▶ _Problem to solve_:
The entries below need to be written out exactly, with no pictures included.

────

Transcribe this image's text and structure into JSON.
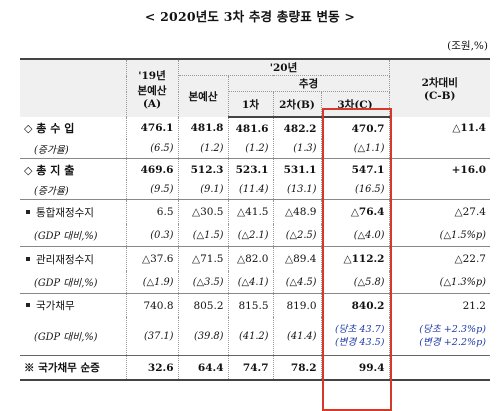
{
  "title": "< 2020년도 3차 추경 총량표 변동 >",
  "unit": "(조원,%)",
  "headers": {
    "col_a_line1": "'19년",
    "col_a_line2": "본예산",
    "col_a_line3": "(A)",
    "year20": "'20년",
    "budget": "본예산",
    "supp": "추경",
    "first": "1차",
    "second": "2차(B)",
    "third": "3차(C)",
    "diff_line1": "2차대비",
    "diff_line2": "(C-B)"
  },
  "rows": {
    "revenue": {
      "label": "◇ 총 수 입",
      "values": [
        "476.1",
        "481.8",
        "481.6",
        "482.2",
        "470.7",
        "△11.4"
      ]
    },
    "revenue_growth": {
      "label": "(증가율)",
      "values": [
        "(6.5)",
        "(1.2)",
        "(1.2)",
        "(1.3)",
        "(△1.1)",
        ""
      ]
    },
    "expenditure": {
      "label": "◇ 총 지 출",
      "values": [
        "469.6",
        "512.3",
        "523.1",
        "531.1",
        "547.1",
        "+16.0"
      ]
    },
    "expenditure_growth": {
      "label": "(증가율)",
      "values": [
        "(9.5)",
        "(9.1)",
        "(11.4)",
        "(13.1)",
        "(16.5)",
        ""
      ]
    },
    "consolidated": {
      "label": "통합재정수지",
      "values": [
        "6.5",
        "△30.5",
        "△41.5",
        "△48.9",
        "△76.4",
        "△27.4"
      ]
    },
    "consolidated_gdp": {
      "label": "(GDP 대비,%)",
      "values": [
        "(0.3)",
        "(△1.5)",
        "(△2.1)",
        "(△2.5)",
        "(△4.0)",
        "(△1.5%p)"
      ]
    },
    "managed": {
      "label": "관리재정수지",
      "values": [
        "△37.6",
        "△71.5",
        "△82.0",
        "△89.4",
        "△112.2",
        "△22.7"
      ]
    },
    "managed_gdp": {
      "label": "(GDP 대비,%)",
      "values": [
        "(△1.9)",
        "(△3.5)",
        "(△4.1)",
        "(△4.5)",
        "(△5.8)",
        "(△1.3%p)"
      ]
    },
    "debt": {
      "label": "국가채무",
      "values": [
        "740.8",
        "805.2",
        "815.5",
        "819.0",
        "840.2",
        "21.2"
      ]
    },
    "debt_gdp": {
      "label": "(GDP 대비,%)",
      "values": [
        "(37.1)",
        "(39.8)",
        "(41.2)",
        "(41.4)",
        "",
        ""
      ]
    },
    "debt_gdp_c1": "(당초 43.7)",
    "debt_gdp_c2": "(변경 43.5)",
    "debt_gdp_d1": "(당초 +2.3%p)",
    "debt_gdp_d2": "(변경 +2.2%p)",
    "debt_net": {
      "label": "※ 국가채무 순증",
      "values": [
        "32.6",
        "64.4",
        "74.7",
        "78.2",
        "99.4",
        ""
      ]
    }
  },
  "colors": {
    "highlight_border": "#d43a2a",
    "note_text": "#1f3aa6",
    "header_bg": "#f0f0f0"
  }
}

────

▶ _Result for this task_:
Transcribe this image's text and structure into JSON.
{
  "title": "< 2020년도 3차 추경 총량표 변동 >",
  "unit": "(조원,%)",
  "headers": {
    "col_a_line1": "'19년",
    "col_a_line2": "본예산",
    "col_a_line3": "(A)",
    "year20": "'20년",
    "budget": "본예산",
    "supp": "추경",
    "first": "1차",
    "second": "2차(B)",
    "third": "3차(C)",
    "diff_line1": "2차대비",
    "diff_line2": "(C-B)"
  },
  "rows": {
    "revenue": {
      "label": "◇ 총 수 입",
      "values": [
        "476.1",
        "481.8",
        "481.6",
        "482.2",
        "470.7",
        "△11.4"
      ]
    },
    "revenue_growth": {
      "label": "(증가율)",
      "values": [
        "(6.5)",
        "(1.2)",
        "(1.2)",
        "(1.3)",
        "(△1.1)",
        ""
      ]
    },
    "expenditure": {
      "label": "◇ 총 지 출",
      "values": [
        "469.6",
        "512.3",
        "523.1",
        "531.1",
        "547.1",
        "+16.0"
      ]
    },
    "expenditure_growth": {
      "label": "(증가율)",
      "values": [
        "(9.5)",
        "(9.1)",
        "(11.4)",
        "(13.1)",
        "(16.5)",
        ""
      ]
    },
    "consolidated": {
      "label": "통합재정수지",
      "values": [
        "6.5",
        "△30.5",
        "△41.5",
        "△48.9",
        "△76.4",
        "△27.4"
      ]
    },
    "consolidated_gdp": {
      "label": "(GDP 대비,%)",
      "values": [
        "(0.3)",
        "(△1.5)",
        "(△2.1)",
        "(△2.5)",
        "(△4.0)",
        "(△1.5%p)"
      ]
    },
    "managed": {
      "label": "관리재정수지",
      "values": [
        "△37.6",
        "△71.5",
        "△82.0",
        "△89.4",
        "△112.2",
        "△22.7"
      ]
    },
    "managed_gdp": {
      "label": "(GDP 대비,%)",
      "values": [
        "(△1.9)",
        "(△3.5)",
        "(△4.1)",
        "(△4.5)",
        "(△5.8)",
        "(△1.3%p)"
      ]
    },
    "debt": {
      "label": "국가채무",
      "values": [
        "740.8",
        "805.2",
        "815.5",
        "819.0",
        "840.2",
        "21.2"
      ]
    },
    "debt_gdp": {
      "label": "(GDP 대비,%)",
      "values": [
        "(37.1)",
        "(39.8)",
        "(41.2)",
        "(41.4)",
        "",
        ""
      ]
    },
    "debt_gdp_c1": "(당초 43.7)",
    "debt_gdp_c2": "(변경 43.5)",
    "debt_gdp_d1": "(당초 +2.3%p)",
    "debt_gdp_d2": "(변경 +2.2%p)",
    "debt_net": {
      "label": "※ 국가채무 순증",
      "values": [
        "32.6",
        "64.4",
        "74.7",
        "78.2",
        "99.4",
        ""
      ]
    }
  },
  "colors": {
    "highlight_border": "#d43a2a",
    "note_text": "#1f3aa6",
    "header_bg": "#f0f0f0"
  }
}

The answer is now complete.